## What you will do
Extract the records below word for word and ignore the images.
● ● ● ●
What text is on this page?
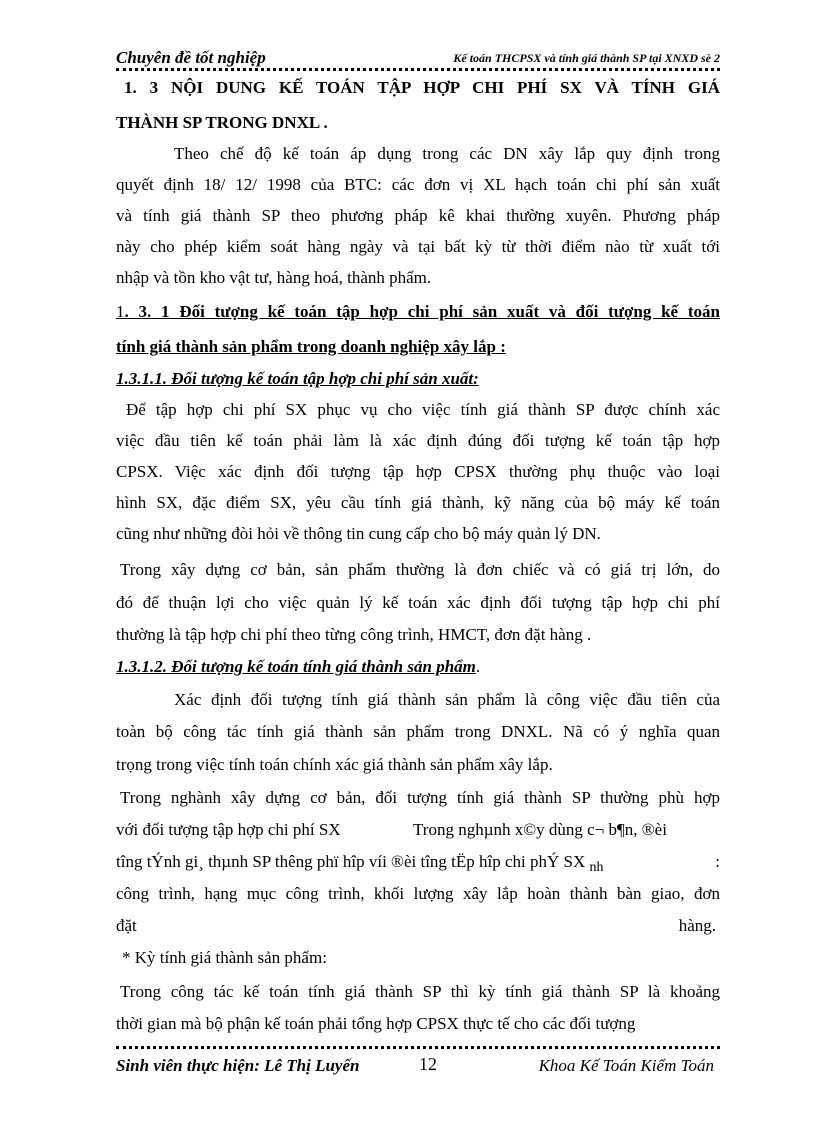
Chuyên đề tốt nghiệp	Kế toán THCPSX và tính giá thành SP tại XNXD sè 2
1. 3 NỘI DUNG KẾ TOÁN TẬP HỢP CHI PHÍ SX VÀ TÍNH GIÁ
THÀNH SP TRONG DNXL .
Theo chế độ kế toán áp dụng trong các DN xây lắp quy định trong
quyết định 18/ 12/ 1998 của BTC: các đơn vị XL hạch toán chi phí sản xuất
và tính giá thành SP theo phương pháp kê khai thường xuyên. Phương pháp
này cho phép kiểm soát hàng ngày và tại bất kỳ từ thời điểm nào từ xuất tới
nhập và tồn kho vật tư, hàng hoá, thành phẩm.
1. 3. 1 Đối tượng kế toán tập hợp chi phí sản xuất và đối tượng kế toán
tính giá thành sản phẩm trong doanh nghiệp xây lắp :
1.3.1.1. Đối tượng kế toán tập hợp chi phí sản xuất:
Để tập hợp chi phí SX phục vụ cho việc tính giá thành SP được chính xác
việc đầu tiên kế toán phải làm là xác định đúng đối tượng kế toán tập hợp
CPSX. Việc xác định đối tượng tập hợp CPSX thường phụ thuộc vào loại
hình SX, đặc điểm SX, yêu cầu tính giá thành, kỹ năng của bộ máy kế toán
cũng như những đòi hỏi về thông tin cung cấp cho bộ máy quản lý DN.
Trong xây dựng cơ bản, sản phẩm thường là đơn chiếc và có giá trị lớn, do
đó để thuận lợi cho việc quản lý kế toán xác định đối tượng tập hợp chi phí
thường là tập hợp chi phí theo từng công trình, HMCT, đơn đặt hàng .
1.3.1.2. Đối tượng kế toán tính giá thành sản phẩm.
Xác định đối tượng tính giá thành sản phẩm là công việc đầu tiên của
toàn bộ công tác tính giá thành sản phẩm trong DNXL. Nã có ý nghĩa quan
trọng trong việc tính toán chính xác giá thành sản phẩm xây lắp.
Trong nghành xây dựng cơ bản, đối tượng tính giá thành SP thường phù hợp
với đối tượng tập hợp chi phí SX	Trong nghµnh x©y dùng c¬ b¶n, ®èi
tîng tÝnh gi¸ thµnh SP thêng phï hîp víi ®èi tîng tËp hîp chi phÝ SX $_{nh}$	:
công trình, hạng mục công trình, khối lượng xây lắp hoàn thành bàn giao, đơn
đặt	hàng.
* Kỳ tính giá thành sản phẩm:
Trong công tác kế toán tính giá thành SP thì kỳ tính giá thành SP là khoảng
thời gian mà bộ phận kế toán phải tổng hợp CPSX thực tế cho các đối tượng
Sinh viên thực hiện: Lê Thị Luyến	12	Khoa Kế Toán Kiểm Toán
● ● ● ●
## Complete response
What text is on this page?
Chuyên đề tốt nghiệp	Kế toán THCPSX và tính giá thành SP tại XNXD sè 2
1. 3 NỘI DUNG KẾ TOÁN TẬP HỢP CHI PHÍ SX VÀ TÍNH GIÁ
THÀNH SP TRONG DNXL .
Theo chế độ kế toán áp dụng trong các DN xây lắp quy định trong
quyết định 18/ 12/ 1998 của BTC: các đơn vị XL hạch toán chi phí sản xuất
và tính giá thành SP theo phương pháp kê khai thường xuyên. Phương pháp
này cho phép kiểm soát hàng ngày và tại bất kỳ từ thời điểm nào từ xuất tới
nhập và tồn kho vật tư, hàng hoá, thành phẩm.
1. 3. 1 Đối tượng kế toán tập hợp chi phí sản xuất và đối tượng kế toán
tính giá thành sản phẩm trong doanh nghiệp xây lắp :
1.3.1.1. Đối tượng kế toán tập hợp chi phí sản xuất:
Để tập hợp chi phí SX phục vụ cho việc tính giá thành SP được chính xác
việc đầu tiên kế toán phải làm là xác định đúng đối tượng kế toán tập hợp
CPSX. Việc xác định đối tượng tập hợp CPSX thường phụ thuộc vào loại
hình SX, đặc điểm SX, yêu cầu tính giá thành, kỹ năng của bộ máy kế toán
cũng như những đòi hỏi về thông tin cung cấp cho bộ máy quản lý DN.
Trong xây dựng cơ bản, sản phẩm thường là đơn chiếc và có giá trị lớn, do
đó để thuận lợi cho việc quản lý kế toán xác định đối tượng tập hợp chi phí
thường là tập hợp chi phí theo từng công trình, HMCT, đơn đặt hàng .
1.3.1.2. Đối tượng kế toán tính giá thành sản phẩm.
Xác định đối tượng tính giá thành sản phẩm là công việc đầu tiên của
toàn bộ công tác tính giá thành sản phẩm trong DNXL. Nã có ý nghĩa quan
trọng trong việc tính toán chính xác giá thành sản phẩm xây lắp.
Trong nghành xây dựng cơ bản, đối tượng tính giá thành SP thường phù hợp
với đối tượng tập hợp chi phí SX	Trong nghµnh x©y dùng c¬ b¶n, ®èi
tîng tÝnh gi¸ thµnh SP thêng phï hîp víi ®èi tîng tËp hîp chi phÝ SX $_{nh}$	:
công trình, hạng mục công trình, khối lượng xây lắp hoàn thành bàn giao, đơn
đặt	hàng.
* Kỳ tính giá thành sản phẩm:
Trong công tác kế toán tính giá thành SP thì kỳ tính giá thành SP là khoảng
thời gian mà bộ phận kế toán phải tổng hợp CPSX thực tế cho các đối tượng
Sinh viên thực hiện: Lê Thị Luyến	12	Khoa Kế Toán Kiểm Toán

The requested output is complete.